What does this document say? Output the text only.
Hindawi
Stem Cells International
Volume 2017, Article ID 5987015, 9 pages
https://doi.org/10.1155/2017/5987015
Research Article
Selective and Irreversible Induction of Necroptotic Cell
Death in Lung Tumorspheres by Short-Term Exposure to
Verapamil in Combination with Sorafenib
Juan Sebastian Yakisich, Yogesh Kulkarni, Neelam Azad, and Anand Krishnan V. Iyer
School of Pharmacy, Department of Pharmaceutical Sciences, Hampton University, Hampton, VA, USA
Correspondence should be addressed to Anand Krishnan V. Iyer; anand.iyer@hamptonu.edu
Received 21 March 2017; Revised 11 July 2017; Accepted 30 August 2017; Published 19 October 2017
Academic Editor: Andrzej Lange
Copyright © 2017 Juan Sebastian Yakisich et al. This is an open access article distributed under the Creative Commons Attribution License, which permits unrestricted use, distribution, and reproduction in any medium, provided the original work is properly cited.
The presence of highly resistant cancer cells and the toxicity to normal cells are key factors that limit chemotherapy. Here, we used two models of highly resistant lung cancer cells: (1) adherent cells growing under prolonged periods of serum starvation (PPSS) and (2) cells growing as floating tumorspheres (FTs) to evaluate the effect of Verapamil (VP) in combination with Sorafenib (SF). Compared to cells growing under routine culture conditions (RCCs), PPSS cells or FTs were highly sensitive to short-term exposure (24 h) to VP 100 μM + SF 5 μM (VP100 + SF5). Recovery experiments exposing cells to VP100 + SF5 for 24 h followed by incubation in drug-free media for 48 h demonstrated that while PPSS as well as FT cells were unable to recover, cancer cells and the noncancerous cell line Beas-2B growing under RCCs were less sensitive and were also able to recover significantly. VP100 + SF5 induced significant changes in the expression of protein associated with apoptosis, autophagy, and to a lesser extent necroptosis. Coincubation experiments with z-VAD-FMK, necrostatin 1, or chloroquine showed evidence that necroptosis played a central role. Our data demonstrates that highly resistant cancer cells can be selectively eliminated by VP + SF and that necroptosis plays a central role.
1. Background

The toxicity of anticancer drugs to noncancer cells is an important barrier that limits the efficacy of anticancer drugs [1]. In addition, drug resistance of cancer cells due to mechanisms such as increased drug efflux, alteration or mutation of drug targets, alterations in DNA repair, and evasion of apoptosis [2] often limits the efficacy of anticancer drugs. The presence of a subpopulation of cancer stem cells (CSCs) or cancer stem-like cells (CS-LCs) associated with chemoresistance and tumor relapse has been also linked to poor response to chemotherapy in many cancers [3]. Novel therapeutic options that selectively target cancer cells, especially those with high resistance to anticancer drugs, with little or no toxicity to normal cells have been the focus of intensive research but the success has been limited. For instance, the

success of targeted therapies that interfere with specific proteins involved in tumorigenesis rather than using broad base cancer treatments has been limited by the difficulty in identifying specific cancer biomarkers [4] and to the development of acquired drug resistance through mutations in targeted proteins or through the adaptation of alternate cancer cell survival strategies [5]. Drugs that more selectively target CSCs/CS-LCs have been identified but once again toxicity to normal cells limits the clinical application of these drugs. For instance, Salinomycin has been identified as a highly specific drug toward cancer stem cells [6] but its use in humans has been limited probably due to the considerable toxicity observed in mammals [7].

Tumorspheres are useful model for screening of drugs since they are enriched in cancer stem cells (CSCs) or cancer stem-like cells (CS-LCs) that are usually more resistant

-.-.-

WHAT YOU SHOULD DO | Every record must be transcribed exactly as written.

EXPECTED OUTPUT |
What does this document say? Output the text only.
Hindawi
Stem Cells International
Volume 2017, Article ID 5987015, 9 pages
https://doi.org/10.1155/2017/5987015
Research Article
Selective and Irreversible Induction of Necroptotic Cell
Death in Lung Tumorspheres by Short-Term Exposure to
Verapamil in Combination with Sorafenib
Juan Sebastian Yakisich, Yogesh Kulkarni, Neelam Azad, and Anand Krishnan V. Iyer
School of Pharmacy, Department of Pharmaceutical Sciences, Hampton University, Hampton, VA, USA
Correspondence should be addressed to Anand Krishnan V. Iyer; anand.iyer@hamptonu.edu
Received 21 March 2017; Revised 11 July 2017; Accepted 30 August 2017; Published 19 October 2017
Academic Editor: Andrzej Lange
Copyright © 2017 Juan Sebastian Yakisich et al. This is an open access article distributed under the Creative Commons Attribution License, which permits unrestricted use, distribution, and reproduction in any medium, provided the original work is properly cited.
The presence of highly resistant cancer cells and the toxicity to normal cells are key factors that limit chemotherapy. Here, we used two models of highly resistant lung cancer cells: (1) adherent cells growing under prolonged periods of serum starvation (PPSS) and (2) cells growing as floating tumorspheres (FTs) to evaluate the effect of Verapamil (VP) in combination with Sorafenib (SF). Compared to cells growing under routine culture conditions (RCCs), PPSS cells or FTs were highly sensitive to short-term exposure (24 h) to VP 100 μM + SF 5 μM (VP100 + SF5). Recovery experiments exposing cells to VP100 + SF5 for 24 h followed by incubation in drug-free media for 48 h demonstrated that while PPSS as well as FT cells were unable to recover, cancer cells and the noncancerous cell line Beas-2B growing under RCCs were less sensitive and were also able to recover significantly. VP100 + SF5 induced significant changes in the expression of protein associated with apoptosis, autophagy, and to a lesser extent necroptosis. Coincubation experiments with z-VAD-FMK, necrostatin 1, or chloroquine showed evidence that necroptosis played a central role. Our data demonstrates that highly resistant cancer cells can be selectively eliminated by VP + SF and that necroptosis plays a central role.
1. Background

The toxicity of anticancer drugs to noncancer cells is an important barrier that limits the efficacy of anticancer drugs [1]. In addition, drug resistance of cancer cells due to mechanisms such as increased drug efflux, alteration or mutation of drug targets, alterations in DNA repair, and evasion of apoptosis [2] often limits the efficacy of anticancer drugs. The presence of a subpopulation of cancer stem cells (CSCs) or cancer stem-like cells (CS-LCs) associated with chemoresistance and tumor relapse has been also linked to poor response to chemotherapy in many cancers [3]. Novel therapeutic options that selectively target cancer cells, especially those with high resistance to anticancer drugs, with little or no toxicity to normal cells have been the focus of intensive research but the success has been limited. For instance, the

success of targeted therapies that interfere with specific proteins involved in tumorigenesis rather than using broad base cancer treatments has been limited by the difficulty in identifying specific cancer biomarkers [4] and to the development of acquired drug resistance through mutations in targeted proteins or through the adaptation of alternate cancer cell survival strategies [5]. Drugs that more selectively target CSCs/CS-LCs have been identified but once again toxicity to normal cells limits the clinical application of these drugs. For instance, Salinomycin has been identified as a highly specific drug toward cancer stem cells [6] but its use in humans has been limited probably due to the considerable toxicity observed in mammals [7].

Tumorspheres are useful model for screening of drugs since they are enriched in cancer stem cells (CSCs) or cancer stem-like cells (CS-LCs) that are usually more resistant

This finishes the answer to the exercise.